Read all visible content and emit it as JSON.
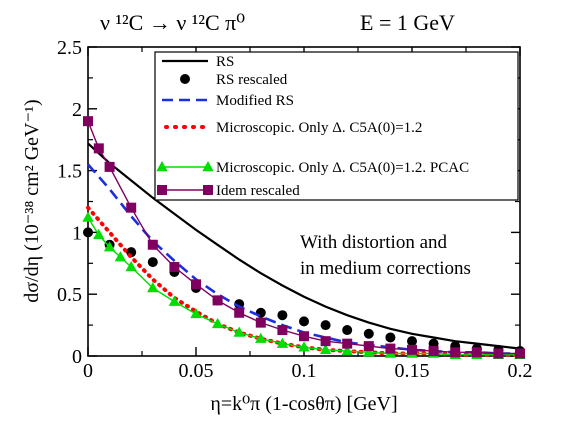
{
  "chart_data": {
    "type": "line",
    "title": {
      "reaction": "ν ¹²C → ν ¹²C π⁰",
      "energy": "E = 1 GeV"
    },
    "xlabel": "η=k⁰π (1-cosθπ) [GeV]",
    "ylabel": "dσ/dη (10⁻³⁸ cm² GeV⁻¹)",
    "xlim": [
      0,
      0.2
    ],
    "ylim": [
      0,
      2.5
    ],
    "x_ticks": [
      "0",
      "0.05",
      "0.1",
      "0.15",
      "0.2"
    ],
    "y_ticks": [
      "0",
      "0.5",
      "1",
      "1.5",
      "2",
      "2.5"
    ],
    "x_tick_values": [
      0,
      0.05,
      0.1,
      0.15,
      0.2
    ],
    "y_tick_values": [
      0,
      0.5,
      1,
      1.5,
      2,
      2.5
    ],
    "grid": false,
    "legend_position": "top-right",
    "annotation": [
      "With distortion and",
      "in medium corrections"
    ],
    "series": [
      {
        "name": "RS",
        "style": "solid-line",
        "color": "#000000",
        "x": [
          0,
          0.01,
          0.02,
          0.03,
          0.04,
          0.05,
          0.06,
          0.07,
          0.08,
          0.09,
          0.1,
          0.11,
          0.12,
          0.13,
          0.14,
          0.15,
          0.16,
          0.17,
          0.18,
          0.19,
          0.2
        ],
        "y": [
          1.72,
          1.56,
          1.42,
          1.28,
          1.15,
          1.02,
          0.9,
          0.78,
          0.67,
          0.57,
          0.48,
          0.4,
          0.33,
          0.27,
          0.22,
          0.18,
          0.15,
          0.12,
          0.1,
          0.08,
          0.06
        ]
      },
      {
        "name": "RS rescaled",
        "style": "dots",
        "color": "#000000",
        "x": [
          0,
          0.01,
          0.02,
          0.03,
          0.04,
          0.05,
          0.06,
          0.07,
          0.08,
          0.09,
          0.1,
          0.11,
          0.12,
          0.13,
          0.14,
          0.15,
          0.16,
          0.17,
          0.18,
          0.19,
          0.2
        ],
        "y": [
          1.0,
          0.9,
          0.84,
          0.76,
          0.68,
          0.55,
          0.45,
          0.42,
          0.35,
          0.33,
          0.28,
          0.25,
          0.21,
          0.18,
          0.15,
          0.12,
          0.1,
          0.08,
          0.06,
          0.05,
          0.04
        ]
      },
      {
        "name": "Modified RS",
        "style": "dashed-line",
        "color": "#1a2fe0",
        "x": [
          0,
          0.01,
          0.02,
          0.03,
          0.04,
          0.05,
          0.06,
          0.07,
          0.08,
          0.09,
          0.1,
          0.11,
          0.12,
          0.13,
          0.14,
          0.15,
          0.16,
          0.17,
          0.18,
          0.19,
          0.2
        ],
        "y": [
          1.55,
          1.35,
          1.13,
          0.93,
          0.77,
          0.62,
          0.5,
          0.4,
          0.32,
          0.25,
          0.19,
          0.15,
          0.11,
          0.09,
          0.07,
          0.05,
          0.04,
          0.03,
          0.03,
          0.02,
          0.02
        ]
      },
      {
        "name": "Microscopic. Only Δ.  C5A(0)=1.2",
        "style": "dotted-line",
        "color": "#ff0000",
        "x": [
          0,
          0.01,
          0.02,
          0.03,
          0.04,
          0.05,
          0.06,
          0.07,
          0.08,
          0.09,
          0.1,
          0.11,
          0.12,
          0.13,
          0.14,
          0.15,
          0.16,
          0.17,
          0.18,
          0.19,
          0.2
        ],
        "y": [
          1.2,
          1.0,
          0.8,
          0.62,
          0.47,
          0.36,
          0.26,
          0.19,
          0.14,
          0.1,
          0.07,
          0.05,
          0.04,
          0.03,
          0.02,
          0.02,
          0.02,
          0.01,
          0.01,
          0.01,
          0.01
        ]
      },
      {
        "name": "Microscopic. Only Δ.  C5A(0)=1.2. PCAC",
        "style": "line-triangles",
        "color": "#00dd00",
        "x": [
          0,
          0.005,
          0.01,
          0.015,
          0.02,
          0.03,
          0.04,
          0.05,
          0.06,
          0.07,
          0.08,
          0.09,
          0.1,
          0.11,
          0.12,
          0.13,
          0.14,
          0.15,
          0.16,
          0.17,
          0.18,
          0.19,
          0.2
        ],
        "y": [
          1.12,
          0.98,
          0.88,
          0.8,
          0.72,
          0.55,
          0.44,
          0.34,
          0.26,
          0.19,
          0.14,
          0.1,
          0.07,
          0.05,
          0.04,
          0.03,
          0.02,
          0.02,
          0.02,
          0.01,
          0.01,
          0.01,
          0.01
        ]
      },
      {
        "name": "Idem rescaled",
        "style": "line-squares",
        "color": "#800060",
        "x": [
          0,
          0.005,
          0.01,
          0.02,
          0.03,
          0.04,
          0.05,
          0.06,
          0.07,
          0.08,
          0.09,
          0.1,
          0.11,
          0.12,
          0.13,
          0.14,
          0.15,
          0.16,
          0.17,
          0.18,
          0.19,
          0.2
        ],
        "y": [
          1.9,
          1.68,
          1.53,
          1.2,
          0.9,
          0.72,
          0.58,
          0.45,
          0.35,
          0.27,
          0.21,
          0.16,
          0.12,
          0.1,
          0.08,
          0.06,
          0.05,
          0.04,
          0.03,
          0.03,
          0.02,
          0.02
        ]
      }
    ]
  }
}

==

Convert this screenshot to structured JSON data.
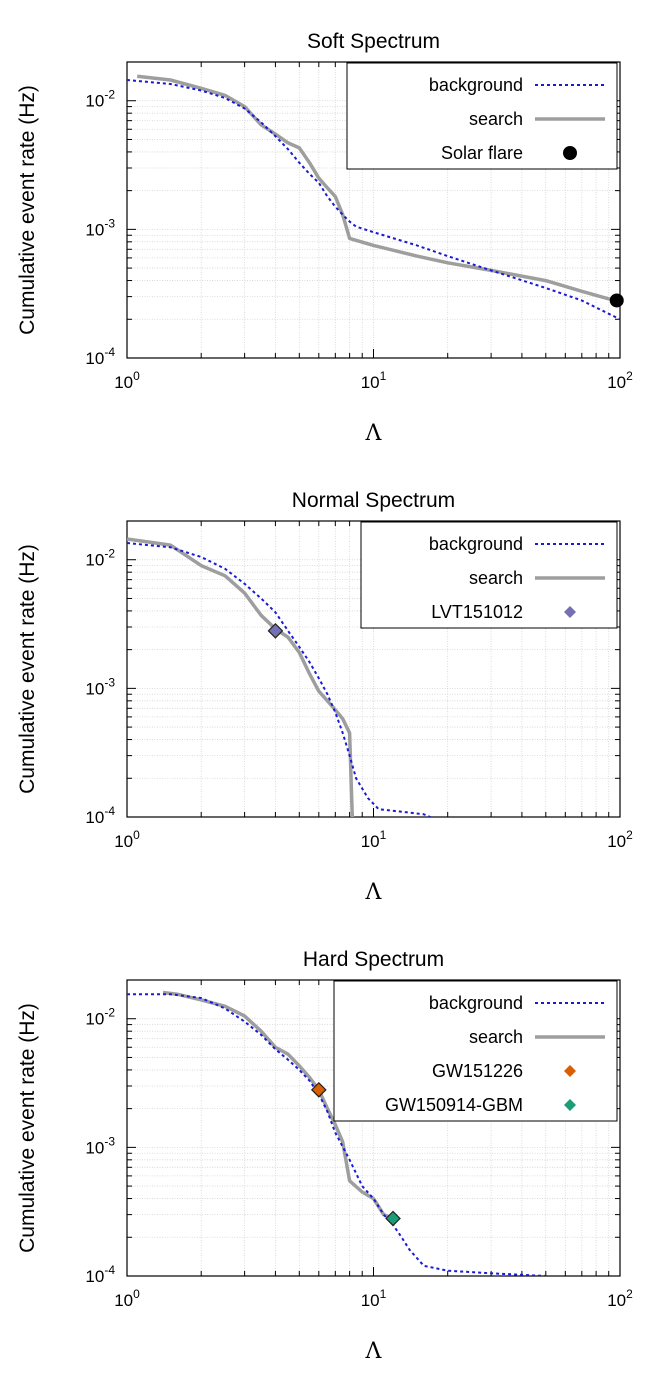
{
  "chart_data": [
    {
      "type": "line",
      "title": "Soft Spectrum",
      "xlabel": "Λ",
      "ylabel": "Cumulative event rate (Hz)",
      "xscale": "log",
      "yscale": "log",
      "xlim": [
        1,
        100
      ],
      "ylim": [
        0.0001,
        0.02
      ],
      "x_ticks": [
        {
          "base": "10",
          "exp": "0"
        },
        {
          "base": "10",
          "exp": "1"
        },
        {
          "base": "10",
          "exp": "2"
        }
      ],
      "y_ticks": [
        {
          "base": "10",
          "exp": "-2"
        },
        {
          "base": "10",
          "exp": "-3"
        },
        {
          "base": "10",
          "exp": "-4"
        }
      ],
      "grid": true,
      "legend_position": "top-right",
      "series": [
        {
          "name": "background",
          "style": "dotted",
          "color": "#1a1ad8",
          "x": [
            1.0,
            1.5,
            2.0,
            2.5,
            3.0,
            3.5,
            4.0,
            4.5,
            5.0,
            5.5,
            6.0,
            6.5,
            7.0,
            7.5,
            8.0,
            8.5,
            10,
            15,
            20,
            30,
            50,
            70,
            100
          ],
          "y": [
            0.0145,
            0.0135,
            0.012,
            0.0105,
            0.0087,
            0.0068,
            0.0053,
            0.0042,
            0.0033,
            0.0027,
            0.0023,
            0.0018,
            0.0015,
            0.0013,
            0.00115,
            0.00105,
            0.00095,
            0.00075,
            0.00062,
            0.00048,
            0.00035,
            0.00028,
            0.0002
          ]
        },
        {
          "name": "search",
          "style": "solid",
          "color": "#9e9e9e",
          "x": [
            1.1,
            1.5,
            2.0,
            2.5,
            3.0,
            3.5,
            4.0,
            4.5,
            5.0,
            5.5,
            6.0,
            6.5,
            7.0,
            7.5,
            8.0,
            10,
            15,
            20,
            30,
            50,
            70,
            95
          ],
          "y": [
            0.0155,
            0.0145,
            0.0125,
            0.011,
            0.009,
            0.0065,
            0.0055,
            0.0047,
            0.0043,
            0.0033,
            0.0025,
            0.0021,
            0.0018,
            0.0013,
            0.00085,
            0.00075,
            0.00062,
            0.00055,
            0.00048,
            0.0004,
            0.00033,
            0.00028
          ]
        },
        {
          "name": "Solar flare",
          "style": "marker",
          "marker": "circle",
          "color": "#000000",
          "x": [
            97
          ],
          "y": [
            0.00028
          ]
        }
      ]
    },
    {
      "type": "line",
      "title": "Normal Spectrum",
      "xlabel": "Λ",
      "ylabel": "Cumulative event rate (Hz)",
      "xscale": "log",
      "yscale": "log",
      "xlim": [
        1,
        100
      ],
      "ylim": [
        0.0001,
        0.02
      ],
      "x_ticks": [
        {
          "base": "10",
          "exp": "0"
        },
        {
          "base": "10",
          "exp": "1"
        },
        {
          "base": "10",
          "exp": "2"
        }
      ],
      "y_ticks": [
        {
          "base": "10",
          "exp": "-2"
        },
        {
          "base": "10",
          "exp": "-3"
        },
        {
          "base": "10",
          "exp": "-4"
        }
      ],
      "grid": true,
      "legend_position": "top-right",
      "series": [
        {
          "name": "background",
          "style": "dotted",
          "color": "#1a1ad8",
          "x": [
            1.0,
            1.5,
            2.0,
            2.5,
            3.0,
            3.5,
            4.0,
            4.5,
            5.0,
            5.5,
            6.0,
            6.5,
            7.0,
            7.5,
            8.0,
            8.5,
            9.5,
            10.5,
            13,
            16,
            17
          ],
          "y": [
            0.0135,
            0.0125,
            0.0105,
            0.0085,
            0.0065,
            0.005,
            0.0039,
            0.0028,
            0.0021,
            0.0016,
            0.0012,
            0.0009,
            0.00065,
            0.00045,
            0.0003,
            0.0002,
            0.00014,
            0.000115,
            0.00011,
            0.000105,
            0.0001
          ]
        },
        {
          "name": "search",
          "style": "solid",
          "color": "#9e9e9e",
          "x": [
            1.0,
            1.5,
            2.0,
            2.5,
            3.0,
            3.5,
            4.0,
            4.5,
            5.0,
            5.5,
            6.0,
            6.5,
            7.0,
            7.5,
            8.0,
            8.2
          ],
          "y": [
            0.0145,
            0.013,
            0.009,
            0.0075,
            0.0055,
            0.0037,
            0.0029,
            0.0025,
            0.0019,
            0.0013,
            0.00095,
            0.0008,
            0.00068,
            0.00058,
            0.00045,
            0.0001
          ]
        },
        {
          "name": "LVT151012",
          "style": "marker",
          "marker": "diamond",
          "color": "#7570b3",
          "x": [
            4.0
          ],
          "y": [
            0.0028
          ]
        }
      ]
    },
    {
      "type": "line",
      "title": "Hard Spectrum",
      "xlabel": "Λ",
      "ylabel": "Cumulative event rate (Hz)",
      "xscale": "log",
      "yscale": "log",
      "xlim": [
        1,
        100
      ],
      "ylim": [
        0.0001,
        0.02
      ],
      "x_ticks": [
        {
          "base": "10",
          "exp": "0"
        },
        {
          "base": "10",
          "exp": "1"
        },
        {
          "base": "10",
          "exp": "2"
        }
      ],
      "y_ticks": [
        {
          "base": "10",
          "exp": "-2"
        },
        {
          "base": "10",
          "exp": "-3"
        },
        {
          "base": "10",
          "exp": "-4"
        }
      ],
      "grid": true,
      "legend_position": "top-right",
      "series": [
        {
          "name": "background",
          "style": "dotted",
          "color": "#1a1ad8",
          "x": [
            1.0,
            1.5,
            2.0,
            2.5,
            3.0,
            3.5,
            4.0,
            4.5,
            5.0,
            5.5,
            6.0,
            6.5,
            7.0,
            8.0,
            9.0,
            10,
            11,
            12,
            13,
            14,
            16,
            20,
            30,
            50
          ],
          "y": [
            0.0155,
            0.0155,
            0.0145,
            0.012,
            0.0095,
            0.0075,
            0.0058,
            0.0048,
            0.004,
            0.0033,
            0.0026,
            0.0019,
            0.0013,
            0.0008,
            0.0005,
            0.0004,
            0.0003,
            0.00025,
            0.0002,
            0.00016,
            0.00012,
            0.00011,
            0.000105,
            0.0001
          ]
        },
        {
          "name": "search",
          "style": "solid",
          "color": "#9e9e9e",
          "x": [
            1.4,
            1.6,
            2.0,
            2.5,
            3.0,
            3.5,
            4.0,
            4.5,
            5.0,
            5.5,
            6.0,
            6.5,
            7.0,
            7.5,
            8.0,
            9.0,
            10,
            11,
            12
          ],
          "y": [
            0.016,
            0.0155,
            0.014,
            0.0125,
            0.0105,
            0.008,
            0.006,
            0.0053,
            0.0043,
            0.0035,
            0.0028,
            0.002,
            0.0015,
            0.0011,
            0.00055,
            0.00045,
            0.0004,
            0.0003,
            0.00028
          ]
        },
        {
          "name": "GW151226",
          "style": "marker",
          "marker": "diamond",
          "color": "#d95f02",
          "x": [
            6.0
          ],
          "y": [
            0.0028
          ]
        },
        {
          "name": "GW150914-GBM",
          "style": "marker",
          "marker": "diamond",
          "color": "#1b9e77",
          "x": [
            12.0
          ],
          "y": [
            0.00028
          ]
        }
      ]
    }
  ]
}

The exercise -
In the listing above, count each line that holds the string "Spectrum". Give the number only.

In response -
3